[What this task involves] Extend the Java code for the Leibniz approximation of pi, beginning right after its final line.

[Source document]
:::::
Write a program that allows the user to specify the number if iterations used in this approximation and displays the resulting value."

Now the code.

import java.util.Scanner;

public class GottfriedLeibnizPi {

    public static void main(String[] args) {

        Scanner reader = new Scanner(System.in);

        System.out.print("Enter how many iterations you want to go to: ");
        int iterations = reader.nextInt();
        double pi = 0;

        if (iterations >= 0) {
            for (int count = 0; count <= iterations - 1; count++) {
                System.out.println("pi: " + pi + " count: " + count);        //debug statement to show pi and count before running the code
                if (count % 2 == 0) {
                    pi = pi + (1 / (1 + (2 * count)));        // first to run. starts at pi + 1 and every other loop adds 1/(1+2n)
                } else {
                    pi = pi - (1 / (1 + (2 * count)));        // first to run. starts at pi - 1/3 and every other loop subtracts 1/(1+2n)
:::::
[Material]
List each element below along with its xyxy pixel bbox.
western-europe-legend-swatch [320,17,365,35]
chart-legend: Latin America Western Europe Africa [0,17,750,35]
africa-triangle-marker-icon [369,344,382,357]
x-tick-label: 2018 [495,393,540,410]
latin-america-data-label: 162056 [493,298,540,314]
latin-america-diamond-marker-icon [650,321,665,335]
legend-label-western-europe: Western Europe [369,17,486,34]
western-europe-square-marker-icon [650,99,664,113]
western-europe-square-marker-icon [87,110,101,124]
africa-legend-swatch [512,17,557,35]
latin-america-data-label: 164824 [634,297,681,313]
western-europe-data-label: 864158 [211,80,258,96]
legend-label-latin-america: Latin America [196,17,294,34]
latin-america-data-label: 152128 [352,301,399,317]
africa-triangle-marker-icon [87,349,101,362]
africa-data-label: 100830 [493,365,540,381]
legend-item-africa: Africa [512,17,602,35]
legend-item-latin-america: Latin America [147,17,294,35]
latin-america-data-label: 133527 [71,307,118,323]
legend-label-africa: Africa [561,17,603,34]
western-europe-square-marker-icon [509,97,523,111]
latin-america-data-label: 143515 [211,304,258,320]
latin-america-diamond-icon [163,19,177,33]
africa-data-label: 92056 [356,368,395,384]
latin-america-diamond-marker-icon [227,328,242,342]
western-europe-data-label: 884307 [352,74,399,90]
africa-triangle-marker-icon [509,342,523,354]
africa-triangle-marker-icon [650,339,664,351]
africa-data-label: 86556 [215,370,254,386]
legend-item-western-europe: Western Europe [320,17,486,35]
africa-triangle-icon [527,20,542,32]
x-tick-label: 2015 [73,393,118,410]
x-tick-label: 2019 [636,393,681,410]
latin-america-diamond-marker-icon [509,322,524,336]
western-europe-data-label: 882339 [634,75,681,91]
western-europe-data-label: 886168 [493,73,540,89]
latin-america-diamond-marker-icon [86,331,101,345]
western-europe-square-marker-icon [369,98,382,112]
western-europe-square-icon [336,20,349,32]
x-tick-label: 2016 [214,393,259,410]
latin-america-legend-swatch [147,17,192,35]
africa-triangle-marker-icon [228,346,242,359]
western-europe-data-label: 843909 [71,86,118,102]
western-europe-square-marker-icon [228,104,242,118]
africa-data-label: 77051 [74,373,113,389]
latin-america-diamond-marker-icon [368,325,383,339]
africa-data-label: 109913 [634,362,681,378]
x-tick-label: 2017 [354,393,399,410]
:::::
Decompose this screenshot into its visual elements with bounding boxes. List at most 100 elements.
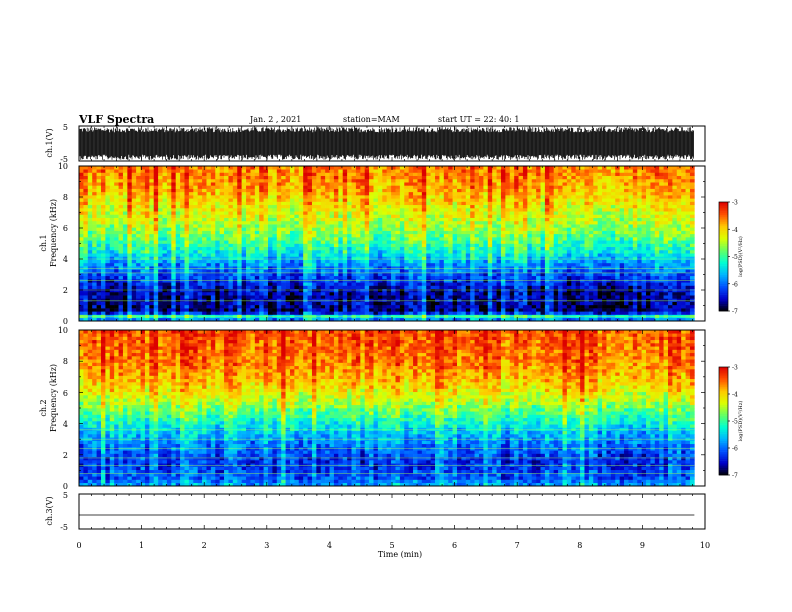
:::::
[Answer for this exercise]
                }
                System.out.println("pi: " + pi + " count: " + count + "\n");        //debug statement to show pi and count after running the code
            }
            pi = pi * 4;        //obtains the true value of pi
            System.out.println("The value of pi after " + iterations + " iterations is " + pi);
        } else {
            System.out.println("Please enter a non-negative number");
        }
    }
}

Here is the output with the the debugging statements if I enter five at the prompt.

Enter how many iterations you want to go to: 5
pi: 0.0 count: 0
pi: 1.0 count: 0

pi: 1.0 count: 1
pi: 1.0 count: 1

pi: 1.0 count: 2
pi: 1.0 count: 2

pi: 1.0 count: 3
pi: 1.0 count: 3

pi: 1.0 count: 4
pi: 1.0 count: 4

The value of pi after 5 iterations is 4.0

My math says that answer should be 3.3396... but the math in my loop does not appear to run more than once. I have not found anything on here that is close to my problem, does anyone know what is wrong?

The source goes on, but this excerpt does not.